### Goal of the exercise
For this exercise, copy out each line of the material below that includes "Siebeck".

### Materials provided
────────────────
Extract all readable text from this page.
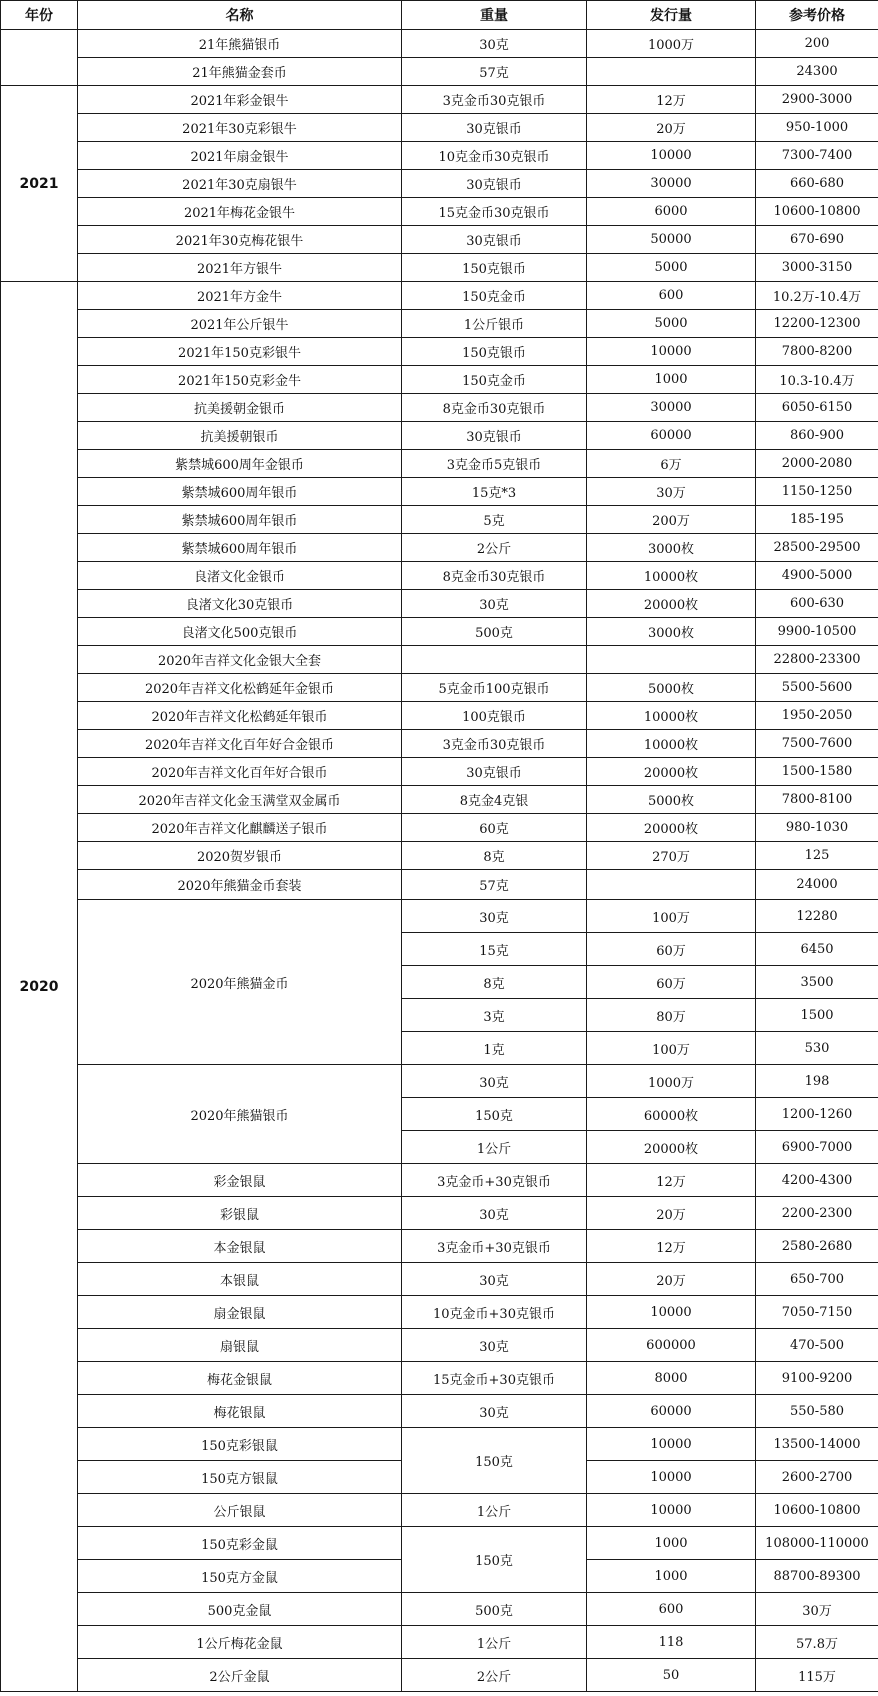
年份	名称	重量	发行量	参考价格
	21年熊猫银币	30克	1000万	200
	21年熊猫金套币	57克		24300
2021	2021年彩金银牛	3克金币30克银币	12万	2900-3000
	2021年30克彩银牛	30克银币	20万	950-1000
	2021年扇金银牛	10克金币30克银币	10000	7300-7400
	2021年30克扇银牛	30克银币	30000	660-680
	2021年梅花金银牛	15克金币30克银币	6000	10600-10800
	2021年30克梅花银牛	30克银币	50000	670-690
	2021年方银牛	150克银币	5000	3000-3150
2020	2021年方金牛	150克金币	600	10.2万-10.4万
	2021年公斤银牛	1公斤银币	5000	12200-12300
	2021年150克彩银牛	150克银币	10000	7800-8200
	2021年150克彩金牛	150克金币	1000	10.3-10.4万
	抗美援朝金银币	8克金币30克银币	30000	6050-6150
	抗美援朝银币	30克银币	60000	860-900
	紫禁城600周年金银币	3克金币5克银币	6万	2000-2080
	紫禁城600周年银币	15克*3	30万	1150-1250
	紫禁城600周年银币	5克	200万	185-195
	紫禁城600周年银币	2公斤	3000枚	28500-29500
	良渚文化金银币	8克金币30克银币	10000枚	4900-5000
	良渚文化30克银币	30克	20000枚	600-630
	良渚文化500克银币	500克	3000枚	9900-10500
	2020年吉祥文化金银大全套			22800-23300
	2020年吉祥文化松鹤延年金银币	5克金币100克银币	5000枚	5500-5600
	2020年吉祥文化松鹤延年银币	100克银币	10000枚	1950-2050
	2020年吉祥文化百年好合金银币	3克金币30克银币	10000枚	7500-7600
	2020年吉祥文化百年好合银币	30克银币	20000枚	1500-1580
	2020年吉祥文化金玉满堂双金属币	8克金4克银	5000枚	7800-8100
	2020年吉祥文化麒麟送子银币	60克	20000枚	980-1030
	2020贺岁银币	8克	270万	125
	2020年熊猫金币套装	57克		24000
	2020年熊猫金币	30克	100万	12280
		15克	60万	6450
		8克	60万	3500
		3克	80万	1500
		1克	100万	530
	2020年熊猫银币	30克	1000万	198
		150克	60000枚	1200-1260
		1公斤	20000枚	6900-7000
	彩金银鼠	3克金币+30克银币	12万	4200-4300
	彩银鼠	30克	20万	2200-2300
	本金银鼠	3克金币+30克银币	12万	2580-2680
	本银鼠	30克	20万	650-700
	扇金银鼠	10克金币+30克银币	10000	7050-7150
	扇银鼠	30克	600000	470-500
	梅花金银鼠	15克金币+30克银币	8000	9100-9200
	梅花银鼠	30克	60000	550-580
	150克彩银鼠	150克	10000	13500-14000
	150克方银鼠		10000	2600-2700
	公斤银鼠	1公斤	10000	10600-10800
	150克彩金鼠	150克	1000	108000-110000
	150克方金鼠		1000	88700-89300
	500克金鼠	500克	600	30万
	1公斤梅花金鼠	1公斤	118	57.8万
	2公斤金鼠	2公斤	50	115万
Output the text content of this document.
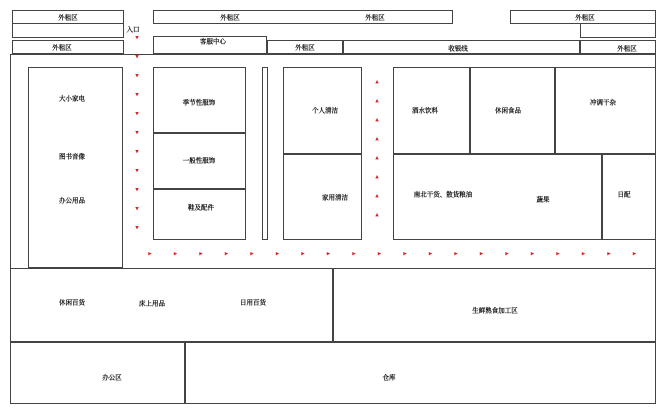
外租区	外租区	外租区	外租区
入口
外租区
客服中心
外租区	收银线	外租区
大小家电
图书音像
办公用品
季节性服饰
一般性服饰
鞋及配件
个人清洁
家用清洁
酒水饮料	休闲食品
冲调干杂
南北干货、散货粮油
蔬果
日配
休闲百货	床上用品	日用百货
生鲜熟食加工区
办公区	仓库
▾
▾
▾
▾
▾
▾
▾
▾
▾
▾
▾
▸	▸	▸	▸	▸	▸	▸	▸	▸	▸	▸	▸	▸	▸	▸	▸	▸	▸	▸	▸
▴
▴
▴
▴
▴
▴
▴
▴
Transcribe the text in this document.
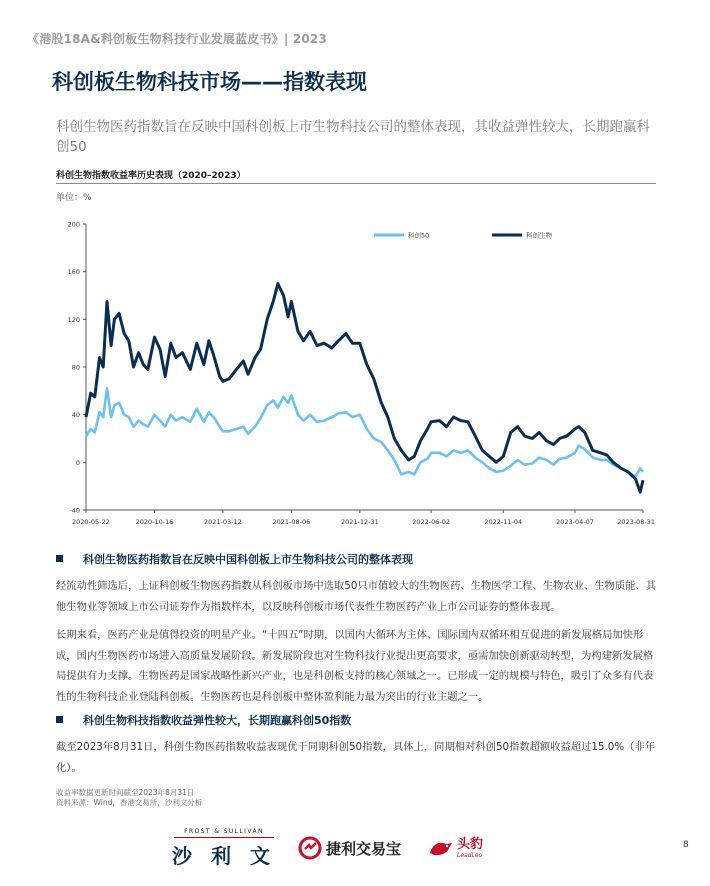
《港股18A&科创板生物科技行业发展蓝皮书》| 2023
科创板生物科技市场——指数表现
科创生物医药指数旨在反映中国科创板上市生物科技公司的整体表现，其收益弹性较大，长期跑赢科创50
科创生物指数收益率历史表现（2020–2023）
单位：%
-40
0
40
80
120
160
200
2020-05-22	2020-10-16	2021-03-12	2021-08-06	2021-12-31	2022-06-02	2022-11-04	2023-04-07	2023-08-31
科创50	科创生物
科创生物医药指数旨在反映中国科创板上市生物科技公司的整体表现
经流动性筛选后，上证科创板生物医药指数从科创板市场中选取50只市值较大的生物医药、生物医学工程、生物农业、生物质能、其他生物业等领域上市公司证券作为指数样本，以反映科创板市场代表性生物医药产业上市公司证券的整体表现。
长期来看，医药产业是值得投资的明星产业。“十四五”时期，以国内大循环为主体、国际国内双循环相互促进的新发展格局加快形成，国内生物医药市场进入高质量发展阶段。新发展阶段也对生物科技行业提出更高要求，亟需加快创新驱动转型，为构建新发展格局提供有力支撑。生物医药是国家战略性新兴产业，也是科创板支持的核心领域之一。已形成一定的规模与特色，吸引了众多有代表性的生物科技企业登陆科创板。生物医药也是科创板中整体盈利能力最为突出的行业主题之一。
科创生物科技指数收益弹性较大，长期跑赢科创50指数
截至2023年8月31日，科创生物医药指数收益表现优于同期科创50指数，具体上，同期相对科创50指数超额收益超过15.0%（非年化）。
收益率数据更新时间截至2023年8月31日
资料来源：Wind，香港交易所，沙利文分析
FROST & SULLIVAN
沙 利 文	捷利交易宝	头豹
LeadLeo
8
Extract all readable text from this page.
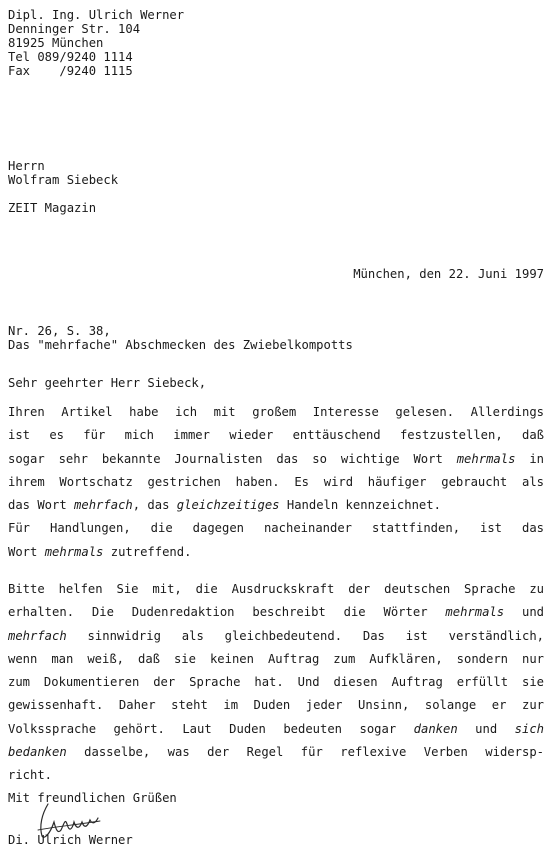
Dipl. Ing. Ulrich Werner
Denninger Str. 104
81925 München
Tel 089/9240 1114
Fax    /9240 1115
Herrn
Wolfram Siebeck
ZEIT Magazin
München, den 22. Juni 1997
Nr. 26, S. 38,
Das "mehrfache" Abschmecken des Zwiebelkompotts
Sehr geehrter Herr Siebeck,
Ihren Artikel habe ich mit großem Interesse gelesen. Allerdings
ist es für mich immer wieder enttäuschend festzustellen, daß
sogar sehr bekannte Journalisten das so wichtige Wort mehrmals in
ihrem Wortschatz gestrichen haben. Es wird häufiger gebraucht als
das Wort mehrfach, das gleichzeitiges Handeln kennzeichnet.
Für Handlungen, die dagegen nacheinander stattfinden, ist das
Wort mehrmals zutreffend.
Bitte helfen Sie mit, die Ausdruckskraft der deutschen Sprache zu
erhalten. Die Dudenredaktion beschreibt die Wörter mehrmals und
mehrfach sinnwidrig als gleichbedeutend. Das ist verständlich,
wenn man weiß, daß sie keinen Auftrag zum Aufklären, sondern nur
zum Dokumentieren der Sprache hat. Und diesen Auftrag erfüllt sie
gewissenhaft. Daher steht im Duden jeder Unsinn, solange er zur
Volkssprache gehört. Laut Duden bedeuten sogar danken und sich
bedanken dasselbe, was der Regel für reflexive Verben widersp-
richt.
Mit freundlichen Grüßen
Di. Ulrich Werner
────────────────
### Solved exercise
Wolfram Siebeck
Sehr geehrter Herr Siebeck,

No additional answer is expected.